## Start

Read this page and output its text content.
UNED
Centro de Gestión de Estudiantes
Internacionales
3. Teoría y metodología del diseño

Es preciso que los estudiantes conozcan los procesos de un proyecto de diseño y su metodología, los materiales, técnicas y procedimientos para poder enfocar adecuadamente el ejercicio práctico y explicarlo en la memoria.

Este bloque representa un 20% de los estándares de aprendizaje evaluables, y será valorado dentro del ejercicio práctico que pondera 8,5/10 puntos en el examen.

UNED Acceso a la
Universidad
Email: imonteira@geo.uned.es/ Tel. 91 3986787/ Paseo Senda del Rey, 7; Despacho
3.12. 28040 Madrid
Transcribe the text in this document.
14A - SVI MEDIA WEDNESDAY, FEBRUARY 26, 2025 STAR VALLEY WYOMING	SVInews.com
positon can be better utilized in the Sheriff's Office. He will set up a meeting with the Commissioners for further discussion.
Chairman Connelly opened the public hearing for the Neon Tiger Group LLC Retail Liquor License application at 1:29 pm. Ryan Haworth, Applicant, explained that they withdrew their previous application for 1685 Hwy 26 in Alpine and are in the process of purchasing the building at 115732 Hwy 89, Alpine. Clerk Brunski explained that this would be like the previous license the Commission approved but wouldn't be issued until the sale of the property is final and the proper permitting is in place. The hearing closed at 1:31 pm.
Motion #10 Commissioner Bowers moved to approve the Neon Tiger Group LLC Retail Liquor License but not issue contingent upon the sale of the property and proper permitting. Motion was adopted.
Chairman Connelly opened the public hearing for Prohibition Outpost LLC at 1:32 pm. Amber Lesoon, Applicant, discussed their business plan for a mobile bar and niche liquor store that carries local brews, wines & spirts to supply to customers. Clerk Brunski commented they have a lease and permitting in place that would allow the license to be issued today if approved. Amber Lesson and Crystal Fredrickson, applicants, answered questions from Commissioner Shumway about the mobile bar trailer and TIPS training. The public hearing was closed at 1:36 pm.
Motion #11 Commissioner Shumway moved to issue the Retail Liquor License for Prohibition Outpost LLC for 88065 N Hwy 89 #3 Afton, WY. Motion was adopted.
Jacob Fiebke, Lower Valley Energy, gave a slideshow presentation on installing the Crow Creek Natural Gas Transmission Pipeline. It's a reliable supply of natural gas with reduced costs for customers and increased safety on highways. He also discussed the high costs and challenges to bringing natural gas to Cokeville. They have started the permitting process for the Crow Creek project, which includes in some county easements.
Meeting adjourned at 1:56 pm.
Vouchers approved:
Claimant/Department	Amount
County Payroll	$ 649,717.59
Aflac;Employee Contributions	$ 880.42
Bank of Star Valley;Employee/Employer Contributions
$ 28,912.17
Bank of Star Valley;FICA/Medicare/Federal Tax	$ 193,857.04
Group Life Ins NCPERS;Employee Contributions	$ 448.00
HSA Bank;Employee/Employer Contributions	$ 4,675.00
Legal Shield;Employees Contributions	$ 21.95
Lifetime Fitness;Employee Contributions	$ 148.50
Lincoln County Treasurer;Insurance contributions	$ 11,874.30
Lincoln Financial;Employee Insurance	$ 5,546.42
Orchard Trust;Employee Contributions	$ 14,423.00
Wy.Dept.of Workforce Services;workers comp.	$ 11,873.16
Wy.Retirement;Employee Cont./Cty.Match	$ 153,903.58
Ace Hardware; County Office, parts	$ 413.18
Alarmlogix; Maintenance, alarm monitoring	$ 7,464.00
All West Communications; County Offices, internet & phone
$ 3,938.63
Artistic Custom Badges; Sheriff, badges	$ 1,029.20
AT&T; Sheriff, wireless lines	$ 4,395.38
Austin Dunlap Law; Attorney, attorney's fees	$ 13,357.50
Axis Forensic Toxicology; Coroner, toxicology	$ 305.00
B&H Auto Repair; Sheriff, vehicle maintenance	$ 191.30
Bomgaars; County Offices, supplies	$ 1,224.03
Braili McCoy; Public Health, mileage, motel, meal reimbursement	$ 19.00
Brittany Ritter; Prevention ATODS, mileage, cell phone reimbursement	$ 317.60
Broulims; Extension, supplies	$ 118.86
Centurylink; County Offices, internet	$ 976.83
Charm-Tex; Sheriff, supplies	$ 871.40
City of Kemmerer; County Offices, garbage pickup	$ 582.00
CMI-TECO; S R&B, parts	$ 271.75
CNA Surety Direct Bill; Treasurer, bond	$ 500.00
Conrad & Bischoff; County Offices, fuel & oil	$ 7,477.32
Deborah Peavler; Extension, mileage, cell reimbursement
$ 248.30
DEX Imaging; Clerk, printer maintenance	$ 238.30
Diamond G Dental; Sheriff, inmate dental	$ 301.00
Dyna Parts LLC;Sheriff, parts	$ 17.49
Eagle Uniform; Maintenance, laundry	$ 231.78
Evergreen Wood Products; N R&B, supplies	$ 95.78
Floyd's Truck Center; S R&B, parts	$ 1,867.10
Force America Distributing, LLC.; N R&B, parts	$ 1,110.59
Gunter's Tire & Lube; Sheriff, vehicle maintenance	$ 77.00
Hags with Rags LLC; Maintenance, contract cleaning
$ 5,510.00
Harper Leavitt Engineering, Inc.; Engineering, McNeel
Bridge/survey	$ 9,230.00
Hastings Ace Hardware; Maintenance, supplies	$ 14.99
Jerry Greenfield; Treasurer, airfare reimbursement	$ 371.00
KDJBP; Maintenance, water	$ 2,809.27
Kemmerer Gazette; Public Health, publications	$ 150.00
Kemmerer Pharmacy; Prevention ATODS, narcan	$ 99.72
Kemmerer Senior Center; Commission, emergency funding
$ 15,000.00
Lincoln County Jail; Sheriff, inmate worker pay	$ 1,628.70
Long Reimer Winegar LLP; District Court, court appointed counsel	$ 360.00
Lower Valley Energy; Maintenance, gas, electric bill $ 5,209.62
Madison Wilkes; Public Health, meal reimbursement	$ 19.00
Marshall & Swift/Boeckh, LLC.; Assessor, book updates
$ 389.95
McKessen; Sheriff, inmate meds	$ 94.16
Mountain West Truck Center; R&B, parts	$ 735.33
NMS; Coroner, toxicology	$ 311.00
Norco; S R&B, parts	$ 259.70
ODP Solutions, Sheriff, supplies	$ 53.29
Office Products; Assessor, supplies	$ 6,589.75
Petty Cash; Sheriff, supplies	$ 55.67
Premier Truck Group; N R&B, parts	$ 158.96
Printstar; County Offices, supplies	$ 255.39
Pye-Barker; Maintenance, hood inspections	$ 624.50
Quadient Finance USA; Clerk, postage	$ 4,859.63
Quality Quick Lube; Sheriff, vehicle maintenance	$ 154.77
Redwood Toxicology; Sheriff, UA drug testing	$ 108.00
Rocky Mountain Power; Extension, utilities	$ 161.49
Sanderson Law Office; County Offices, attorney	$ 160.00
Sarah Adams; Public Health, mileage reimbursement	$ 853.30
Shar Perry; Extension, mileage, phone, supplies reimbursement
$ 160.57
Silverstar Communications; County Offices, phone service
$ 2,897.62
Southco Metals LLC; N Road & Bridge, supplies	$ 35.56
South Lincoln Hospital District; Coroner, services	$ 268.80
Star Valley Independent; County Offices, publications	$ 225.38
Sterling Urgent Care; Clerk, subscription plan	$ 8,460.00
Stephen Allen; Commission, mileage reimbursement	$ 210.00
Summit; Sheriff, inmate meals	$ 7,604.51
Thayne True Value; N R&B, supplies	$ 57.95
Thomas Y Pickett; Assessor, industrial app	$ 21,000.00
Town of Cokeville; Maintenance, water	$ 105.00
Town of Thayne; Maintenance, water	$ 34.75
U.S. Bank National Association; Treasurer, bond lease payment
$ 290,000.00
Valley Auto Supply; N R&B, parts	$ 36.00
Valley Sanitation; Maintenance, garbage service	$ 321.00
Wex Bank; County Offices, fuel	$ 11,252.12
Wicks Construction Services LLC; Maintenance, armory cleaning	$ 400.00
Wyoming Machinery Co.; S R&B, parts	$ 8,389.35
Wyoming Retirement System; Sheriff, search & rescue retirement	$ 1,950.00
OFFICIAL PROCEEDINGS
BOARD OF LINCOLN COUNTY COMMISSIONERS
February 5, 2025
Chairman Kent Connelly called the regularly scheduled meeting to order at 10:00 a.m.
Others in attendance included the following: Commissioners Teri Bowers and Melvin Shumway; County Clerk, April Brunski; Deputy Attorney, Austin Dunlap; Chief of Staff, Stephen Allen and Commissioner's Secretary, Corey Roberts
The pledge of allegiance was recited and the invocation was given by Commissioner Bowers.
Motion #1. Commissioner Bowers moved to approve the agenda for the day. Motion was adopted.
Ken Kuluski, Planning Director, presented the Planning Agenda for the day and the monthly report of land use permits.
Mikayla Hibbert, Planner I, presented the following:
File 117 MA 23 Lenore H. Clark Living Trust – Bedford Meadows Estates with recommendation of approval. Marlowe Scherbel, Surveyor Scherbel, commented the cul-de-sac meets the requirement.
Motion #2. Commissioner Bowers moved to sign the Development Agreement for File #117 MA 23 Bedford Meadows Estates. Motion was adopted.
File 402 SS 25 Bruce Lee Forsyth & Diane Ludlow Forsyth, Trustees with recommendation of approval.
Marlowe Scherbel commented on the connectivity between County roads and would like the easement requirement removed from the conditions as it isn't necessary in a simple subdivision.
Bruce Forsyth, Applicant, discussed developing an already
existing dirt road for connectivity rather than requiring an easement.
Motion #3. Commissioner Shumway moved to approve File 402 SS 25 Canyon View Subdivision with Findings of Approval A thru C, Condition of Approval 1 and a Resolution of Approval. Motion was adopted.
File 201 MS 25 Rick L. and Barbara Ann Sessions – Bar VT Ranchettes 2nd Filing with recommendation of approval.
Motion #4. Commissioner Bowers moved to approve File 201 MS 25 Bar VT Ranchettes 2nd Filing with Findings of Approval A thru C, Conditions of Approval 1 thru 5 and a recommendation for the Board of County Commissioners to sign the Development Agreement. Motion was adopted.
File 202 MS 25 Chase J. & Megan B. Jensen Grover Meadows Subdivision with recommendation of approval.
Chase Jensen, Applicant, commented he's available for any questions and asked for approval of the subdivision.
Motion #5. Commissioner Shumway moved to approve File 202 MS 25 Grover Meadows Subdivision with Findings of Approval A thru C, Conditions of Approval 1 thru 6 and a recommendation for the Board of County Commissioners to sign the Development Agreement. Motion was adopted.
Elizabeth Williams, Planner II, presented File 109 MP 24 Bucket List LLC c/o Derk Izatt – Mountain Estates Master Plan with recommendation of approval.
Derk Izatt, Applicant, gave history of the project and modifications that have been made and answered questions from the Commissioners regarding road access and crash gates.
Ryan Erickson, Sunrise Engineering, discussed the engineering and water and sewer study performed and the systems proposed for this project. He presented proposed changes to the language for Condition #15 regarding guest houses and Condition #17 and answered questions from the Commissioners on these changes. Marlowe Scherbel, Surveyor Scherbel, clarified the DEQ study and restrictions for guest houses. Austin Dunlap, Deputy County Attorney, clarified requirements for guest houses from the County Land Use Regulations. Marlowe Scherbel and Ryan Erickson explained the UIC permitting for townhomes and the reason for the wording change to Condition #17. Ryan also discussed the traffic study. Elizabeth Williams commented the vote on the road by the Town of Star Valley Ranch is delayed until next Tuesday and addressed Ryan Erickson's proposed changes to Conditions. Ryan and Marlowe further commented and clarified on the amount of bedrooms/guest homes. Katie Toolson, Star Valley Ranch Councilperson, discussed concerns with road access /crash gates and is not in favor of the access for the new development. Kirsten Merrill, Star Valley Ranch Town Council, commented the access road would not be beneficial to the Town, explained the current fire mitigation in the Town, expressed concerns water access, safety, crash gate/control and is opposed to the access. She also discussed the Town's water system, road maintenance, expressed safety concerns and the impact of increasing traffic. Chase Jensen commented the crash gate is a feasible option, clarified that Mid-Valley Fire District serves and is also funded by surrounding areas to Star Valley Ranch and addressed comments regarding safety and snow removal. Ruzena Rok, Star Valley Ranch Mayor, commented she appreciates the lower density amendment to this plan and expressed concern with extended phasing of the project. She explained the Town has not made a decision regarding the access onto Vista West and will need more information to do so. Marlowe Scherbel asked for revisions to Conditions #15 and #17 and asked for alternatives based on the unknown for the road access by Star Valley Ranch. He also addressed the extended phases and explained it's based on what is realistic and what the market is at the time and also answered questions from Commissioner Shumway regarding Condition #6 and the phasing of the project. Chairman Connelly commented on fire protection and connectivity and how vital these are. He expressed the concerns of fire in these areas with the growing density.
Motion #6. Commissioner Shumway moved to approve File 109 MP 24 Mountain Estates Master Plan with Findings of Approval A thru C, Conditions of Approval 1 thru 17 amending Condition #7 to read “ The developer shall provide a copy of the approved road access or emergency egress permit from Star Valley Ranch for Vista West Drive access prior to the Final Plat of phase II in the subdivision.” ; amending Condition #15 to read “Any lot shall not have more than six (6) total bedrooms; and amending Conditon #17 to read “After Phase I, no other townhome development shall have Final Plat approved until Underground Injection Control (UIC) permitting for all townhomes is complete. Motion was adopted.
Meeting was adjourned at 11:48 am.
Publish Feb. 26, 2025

## End

__Goal of the exercise__
Make a copy of each line that contains the string "following".

__Solution to the exercise__
Others in attendance included the following: Commissioners Teri Bowers and Melvin Shumway; County Clerk, April Brunski; Deputy Attorney, Austin Dunlap; Chief of Staff, Stephen Allen and Commissioner's Secretary, Corey Roberts
Mikayla Hibbert, Planner I, presented the following:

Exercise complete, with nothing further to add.